## The problem
Return the lines where the word "department" occurs.

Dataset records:
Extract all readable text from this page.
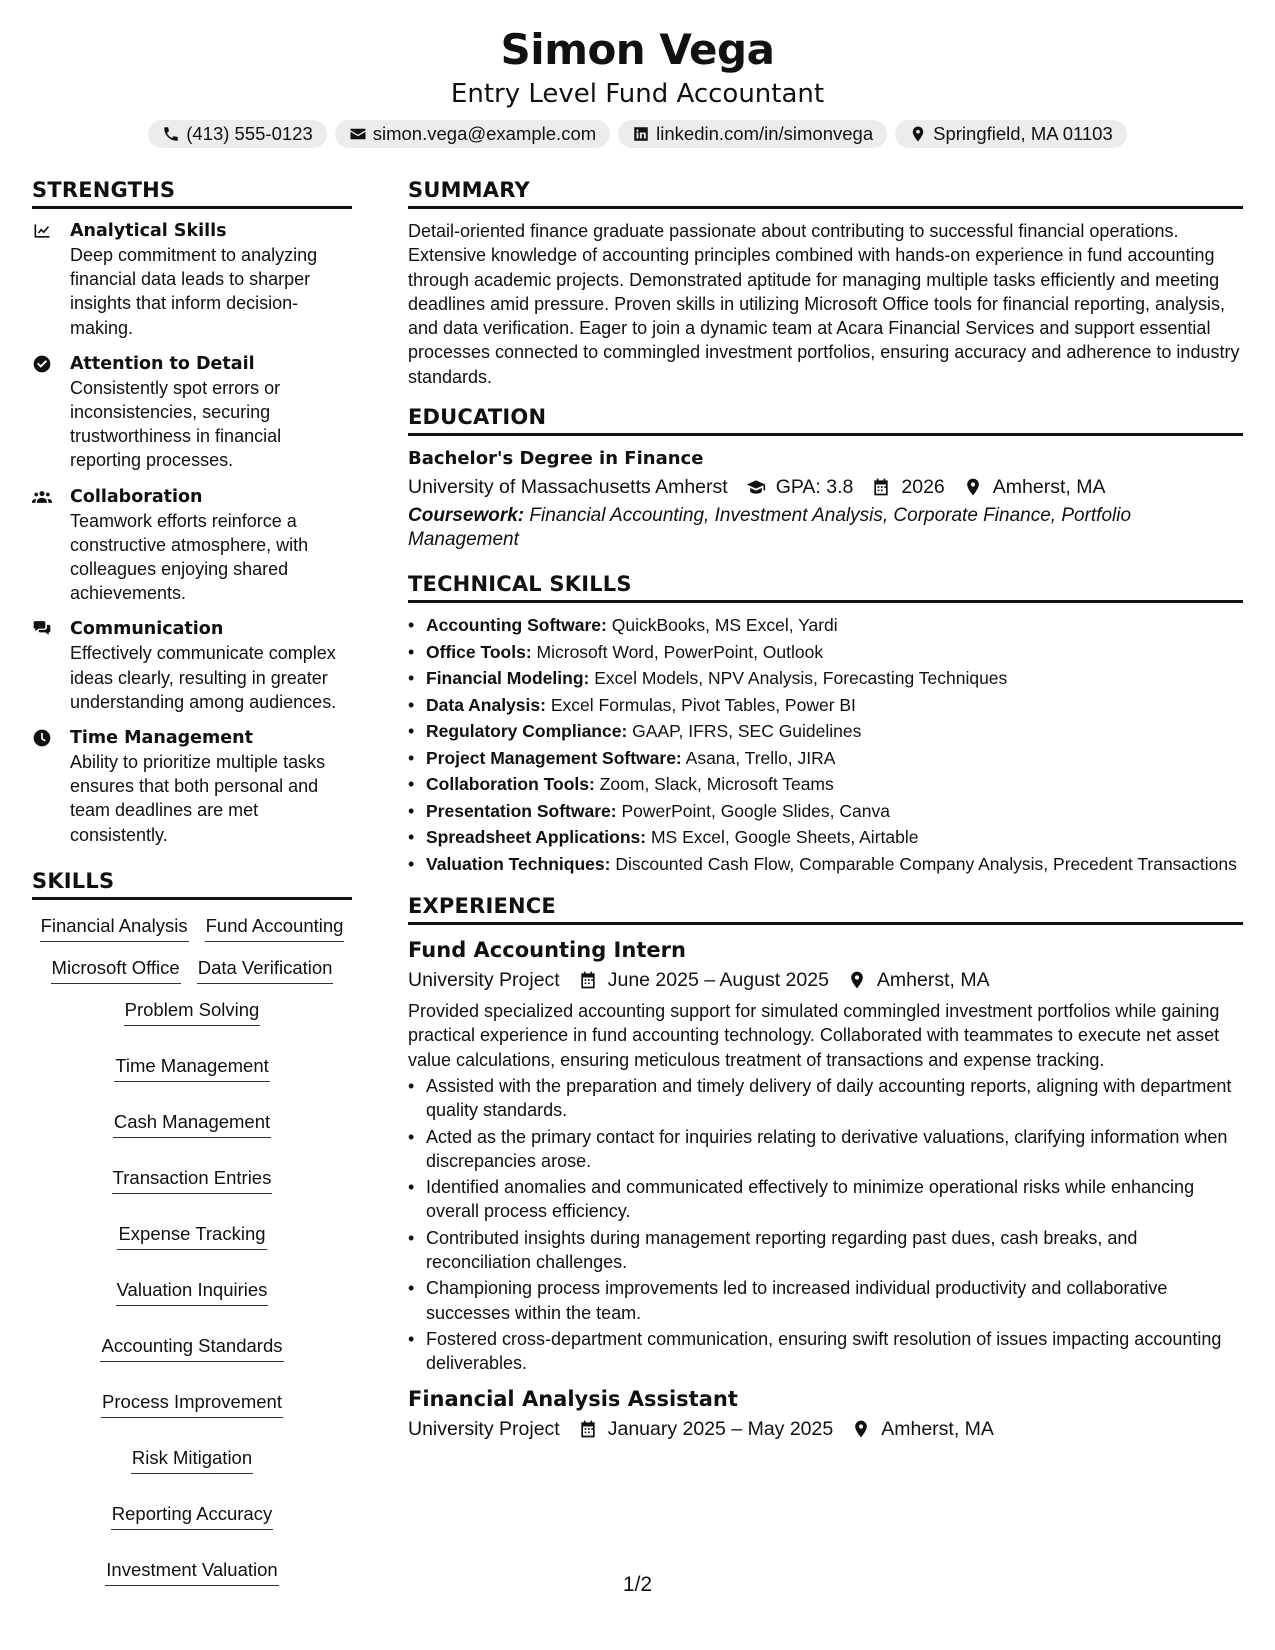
Simon Vega
Entry Level Fund Accountant
(413) 555-0123	simon.vega@example.com	linkedin.com/in/simonvega	Springfield, MA 01103
STRENGTHS
Analytical Skills

Deep commitment to analyzing financial data leads to sharper insights that inform decision-making.

Attention to Detail

Consistently spot errors or inconsistencies, securing trustworthiness in financial reporting processes.

Collaboration

Teamwork efforts reinforce a constructive atmosphere, with colleagues enjoying shared achievements.

Communication

Effectively communicate complex ideas clearly, resulting in greater understanding among audiences.

Time Management

Ability to prioritize multiple tasks ensures that both personal and team deadlines are met consistently.

SKILLS
Financial Analysis Fund Accounting
Microsoft Office Data Verification
Problem Solving
Time Management
Cash Management
Transaction Entries
Expense Tracking
Valuation Inquiries
Accounting Standards
Process Improvement
Risk Mitigation
Reporting Accuracy
Investment Valuation
SUMMARY

Detail-oriented finance graduate passionate about contributing to successful financial operations. Extensive knowledge of accounting principles combined with hands-on experience in fund accounting through academic projects. Demonstrated aptitude for managing multiple tasks efficiently and meeting deadlines amid pressure. Proven skills in utilizing Microsoft Office tools for financial reporting, analysis, and data verification. Eager to join a dynamic team at Acara Financial Services and support essential processes connected to commingled investment portfolios, ensuring accuracy and adherence to industry standards.

EDUCATION
Bachelor's Degree in Finance
University of Massachusetts Amherst GPA: 3.8 2026 Amherst, MA

Coursework: Financial Accounting, Investment Analysis, Corporate Finance, Portfolio Management

TECHNICAL SKILLS
• Accounting Software: QuickBooks, MS Excel, Yardi
• Office Tools: Microsoft Word, PowerPoint, Outlook
• Financial Modeling: Excel Models, NPV Analysis, Forecasting Techniques
• Data Analysis: Excel Formulas, Pivot Tables, Power BI
• Regulatory Compliance: GAAP, IFRS, SEC Guidelines
• Project Management Software: Asana, Trello, JIRA
• Collaboration Tools: Zoom, Slack, Microsoft Teams
• Presentation Software: PowerPoint, Google Slides, Canva
• Spreadsheet Applications: MS Excel, Google Sheets, Airtable
• Valuation Techniques: Discounted Cash Flow, Comparable Company Analysis, Precedent Transactions
EXPERIENCE
Fund Accounting Intern
University Project June 2025 – August 2025 Amherst, MA

Provided specialized accounting support for simulated commingled investment portfolios while gaining practical experience in fund accounting technology. Collaborated with teammates to execute net asset value calculations, ensuring meticulous treatment of transactions and expense tracking.

• Assisted with the preparation and timely delivery of daily accounting reports, aligning with department quality standards.
• Acted as the primary contact for inquiries relating to derivative valuations, clarifying information when discrepancies arose.
• Identified anomalies and communicated effectively to minimize operational risks while enhancing overall process efficiency.
• Contributed insights during management reporting regarding past dues, cash breaks, and reconciliation challenges.
• Championing process improvements led to increased individual productivity and collaborative successes within the team.
• Fostered cross-department communication, ensuring swift resolution of issues impacting accounting deliverables.
Financial Analysis Assistant
University Project January 2025 – May 2025 Amherst, MA
1/2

## Solution to this task
• Assisted with the preparation and timely delivery of daily accounting reports, aligning with department quality standards.
• Fostered cross-department communication, ensuring swift resolution of issues impacting accounting deliverables.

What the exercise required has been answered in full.